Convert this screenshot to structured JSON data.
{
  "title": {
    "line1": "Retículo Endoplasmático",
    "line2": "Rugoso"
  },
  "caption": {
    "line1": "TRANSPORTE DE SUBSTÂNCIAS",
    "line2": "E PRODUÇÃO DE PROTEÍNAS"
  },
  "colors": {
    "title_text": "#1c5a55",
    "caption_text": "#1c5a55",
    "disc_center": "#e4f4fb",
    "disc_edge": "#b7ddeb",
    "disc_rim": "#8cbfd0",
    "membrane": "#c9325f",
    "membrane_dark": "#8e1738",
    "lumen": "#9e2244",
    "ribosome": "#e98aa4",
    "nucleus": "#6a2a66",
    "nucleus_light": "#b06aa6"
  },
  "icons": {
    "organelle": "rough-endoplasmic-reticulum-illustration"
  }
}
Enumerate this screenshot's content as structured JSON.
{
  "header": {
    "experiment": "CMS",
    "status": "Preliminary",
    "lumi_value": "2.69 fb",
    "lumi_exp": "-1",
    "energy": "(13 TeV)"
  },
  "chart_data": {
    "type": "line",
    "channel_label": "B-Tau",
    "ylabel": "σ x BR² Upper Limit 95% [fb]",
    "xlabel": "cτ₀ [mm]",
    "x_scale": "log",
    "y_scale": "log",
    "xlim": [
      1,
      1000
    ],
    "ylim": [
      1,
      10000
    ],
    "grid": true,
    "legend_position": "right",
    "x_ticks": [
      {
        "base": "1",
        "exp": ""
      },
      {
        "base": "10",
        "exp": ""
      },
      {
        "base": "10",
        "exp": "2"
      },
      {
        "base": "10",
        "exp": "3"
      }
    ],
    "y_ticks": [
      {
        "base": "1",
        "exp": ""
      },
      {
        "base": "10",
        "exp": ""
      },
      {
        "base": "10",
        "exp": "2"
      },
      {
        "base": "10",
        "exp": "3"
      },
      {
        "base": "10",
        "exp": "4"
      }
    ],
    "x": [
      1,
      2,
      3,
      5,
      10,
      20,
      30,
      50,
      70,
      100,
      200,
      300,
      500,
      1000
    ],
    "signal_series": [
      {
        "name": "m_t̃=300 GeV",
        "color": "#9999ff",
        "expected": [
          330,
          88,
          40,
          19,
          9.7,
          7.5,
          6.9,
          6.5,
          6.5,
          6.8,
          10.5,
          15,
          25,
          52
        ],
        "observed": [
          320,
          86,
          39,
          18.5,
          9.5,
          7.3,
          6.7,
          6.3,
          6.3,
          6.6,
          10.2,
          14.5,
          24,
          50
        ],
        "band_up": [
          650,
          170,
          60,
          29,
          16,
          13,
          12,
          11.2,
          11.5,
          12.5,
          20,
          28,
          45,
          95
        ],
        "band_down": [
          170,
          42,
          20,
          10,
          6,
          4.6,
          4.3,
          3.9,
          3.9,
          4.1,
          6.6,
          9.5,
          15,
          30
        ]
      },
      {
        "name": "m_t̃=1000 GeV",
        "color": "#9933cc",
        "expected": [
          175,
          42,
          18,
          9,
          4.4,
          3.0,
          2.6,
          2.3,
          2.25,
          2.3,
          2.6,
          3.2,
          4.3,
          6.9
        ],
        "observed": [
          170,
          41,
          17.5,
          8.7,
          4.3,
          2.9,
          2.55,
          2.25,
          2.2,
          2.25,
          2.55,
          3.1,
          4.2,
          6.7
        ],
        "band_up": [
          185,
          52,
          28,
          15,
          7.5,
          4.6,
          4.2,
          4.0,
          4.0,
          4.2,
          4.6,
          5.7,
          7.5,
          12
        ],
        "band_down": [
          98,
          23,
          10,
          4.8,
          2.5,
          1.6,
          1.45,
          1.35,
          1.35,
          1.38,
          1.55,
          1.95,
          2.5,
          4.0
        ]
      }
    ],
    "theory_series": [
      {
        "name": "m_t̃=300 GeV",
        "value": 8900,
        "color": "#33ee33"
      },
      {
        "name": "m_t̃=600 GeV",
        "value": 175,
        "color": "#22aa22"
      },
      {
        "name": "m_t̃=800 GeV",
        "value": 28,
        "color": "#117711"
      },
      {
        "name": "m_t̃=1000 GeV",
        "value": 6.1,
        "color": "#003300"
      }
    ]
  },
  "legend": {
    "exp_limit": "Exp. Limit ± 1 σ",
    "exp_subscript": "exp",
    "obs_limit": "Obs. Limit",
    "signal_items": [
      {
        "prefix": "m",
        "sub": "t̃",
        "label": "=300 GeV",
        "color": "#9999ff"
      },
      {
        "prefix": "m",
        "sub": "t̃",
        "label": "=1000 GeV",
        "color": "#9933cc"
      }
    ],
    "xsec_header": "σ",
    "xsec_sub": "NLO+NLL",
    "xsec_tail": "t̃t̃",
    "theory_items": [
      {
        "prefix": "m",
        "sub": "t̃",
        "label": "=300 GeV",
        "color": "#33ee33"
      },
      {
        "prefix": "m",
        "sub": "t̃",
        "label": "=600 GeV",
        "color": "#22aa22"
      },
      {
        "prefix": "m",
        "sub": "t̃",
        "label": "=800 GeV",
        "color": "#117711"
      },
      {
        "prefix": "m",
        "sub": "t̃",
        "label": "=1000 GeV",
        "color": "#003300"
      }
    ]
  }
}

Given instruction >>
Your answer should be one number: the count of lines in the data above that include the word "Limit".

Correct result >>
3